Work instructions: Exactly repeat the material, dropping only the pictures.
☆ ☆ ☆ ☆
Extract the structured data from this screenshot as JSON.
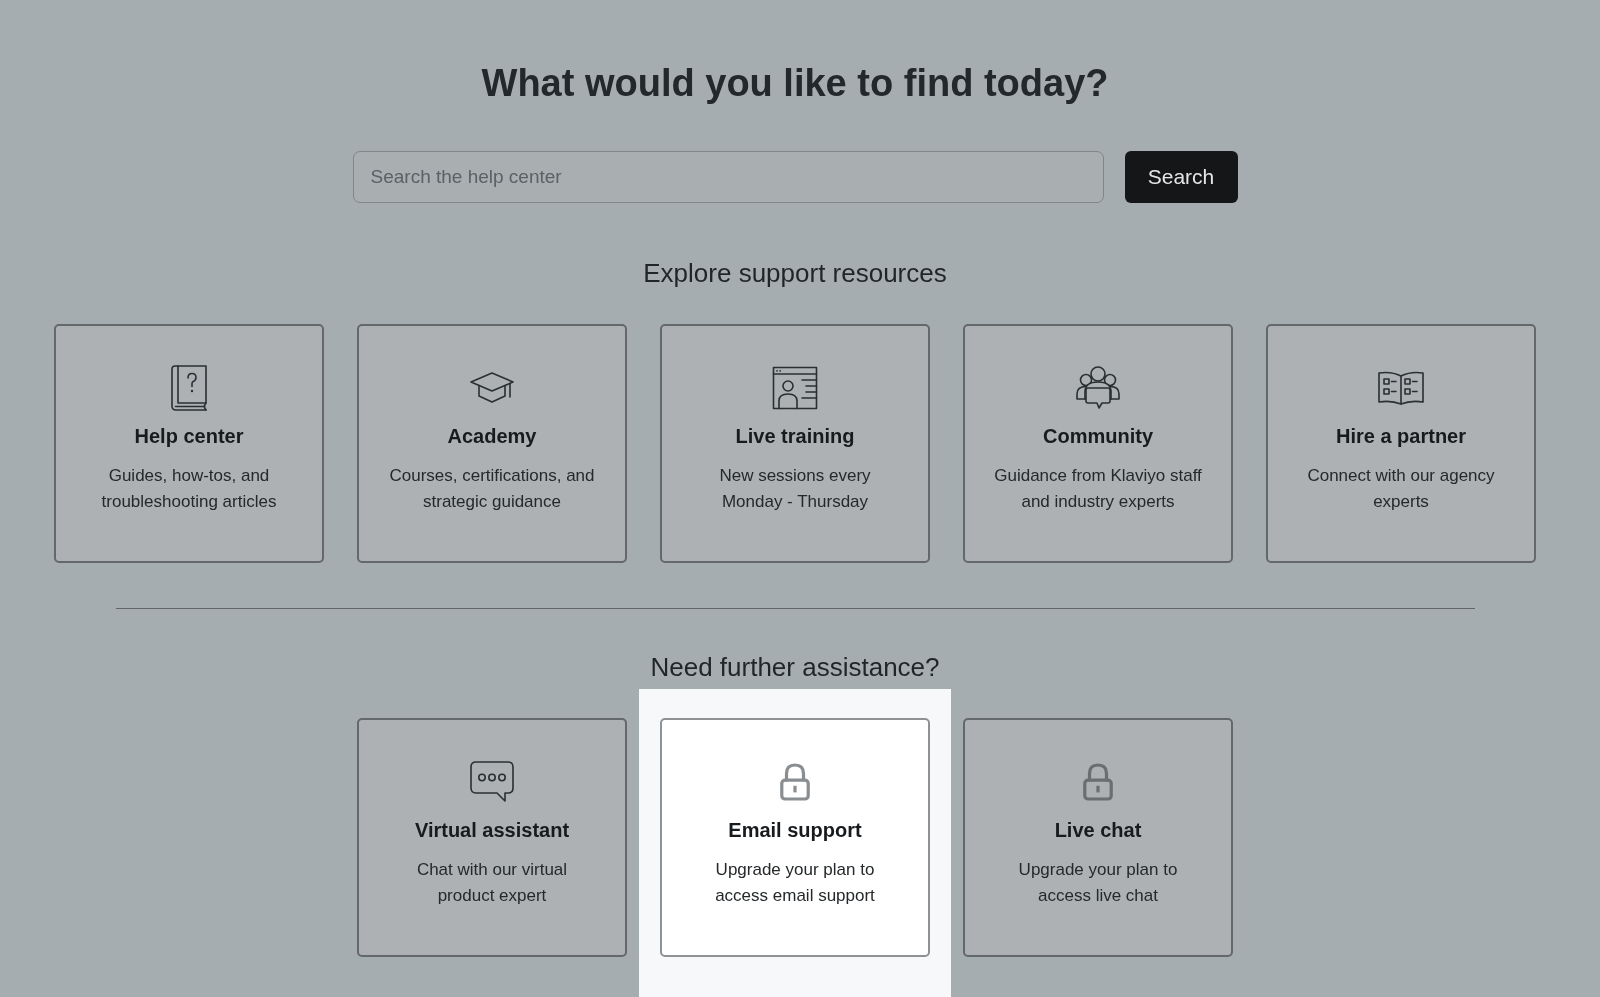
{
  "title": "What would you like to find today?",
  "search": {
    "placeholder": "Search the help center",
    "button": "Search"
  },
  "resources": {
    "heading": "Explore support resources",
    "cards": [
      {
        "title": "Help center",
        "description": "Guides, how-tos, and\ntroubleshooting articles"
      },
      {
        "title": "Academy",
        "description": "Courses, certifications, and\nstrategic guidance"
      },
      {
        "title": "Live training",
        "description": "New sessions every\nMonday - Thursday"
      },
      {
        "title": "Community",
        "description": "Guidance from Klaviyo staff\nand industry experts"
      },
      {
        "title": "Hire a partner",
        "description": "Connect with our agency\nexperts"
      }
    ]
  },
  "assistance": {
    "heading": "Need further assistance?",
    "cards": [
      {
        "title": "Virtual assistant",
        "description": "Chat with our virtual\nproduct expert",
        "locked": false,
        "highlighted": false
      },
      {
        "title": "Email support",
        "description": "Upgrade your plan to\naccess email support",
        "locked": true,
        "highlighted": true
      },
      {
        "title": "Live chat",
        "description": "Upgrade your plan to\naccess live chat",
        "locked": true,
        "highlighted": false
      }
    ]
  }
}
☆ ☆ ☆ ☆
Expected answer:
Extract the structured data from this screenshot as JSON.
{
  "title": "What would you like to find today?",
  "search": {
    "placeholder": "Search the help center",
    "button": "Search"
  },
  "resources": {
    "heading": "Explore support resources",
    "cards": [
      {
        "title": "Help center",
        "description": "Guides, how-tos, and\ntroubleshooting articles"
      },
      {
        "title": "Academy",
        "description": "Courses, certifications, and\nstrategic guidance"
      },
      {
        "title": "Live training",
        "description": "New sessions every\nMonday - Thursday"
      },
      {
        "title": "Community",
        "description": "Guidance from Klaviyo staff\nand industry experts"
      },
      {
        "title": "Hire a partner",
        "description": "Connect with our agency\nexperts"
      }
    ]
  },
  "assistance": {
    "heading": "Need further assistance?",
    "cards": [
      {
        "title": "Virtual assistant",
        "description": "Chat with our virtual\nproduct expert",
        "locked": false,
        "highlighted": false
      },
      {
        "title": "Email support",
        "description": "Upgrade your plan to\naccess email support",
        "locked": true,
        "highlighted": true
      },
      {
        "title": "Live chat",
        "description": "Upgrade your plan to\naccess live chat",
        "locked": true,
        "highlighted": false
      }
    ]
  }
}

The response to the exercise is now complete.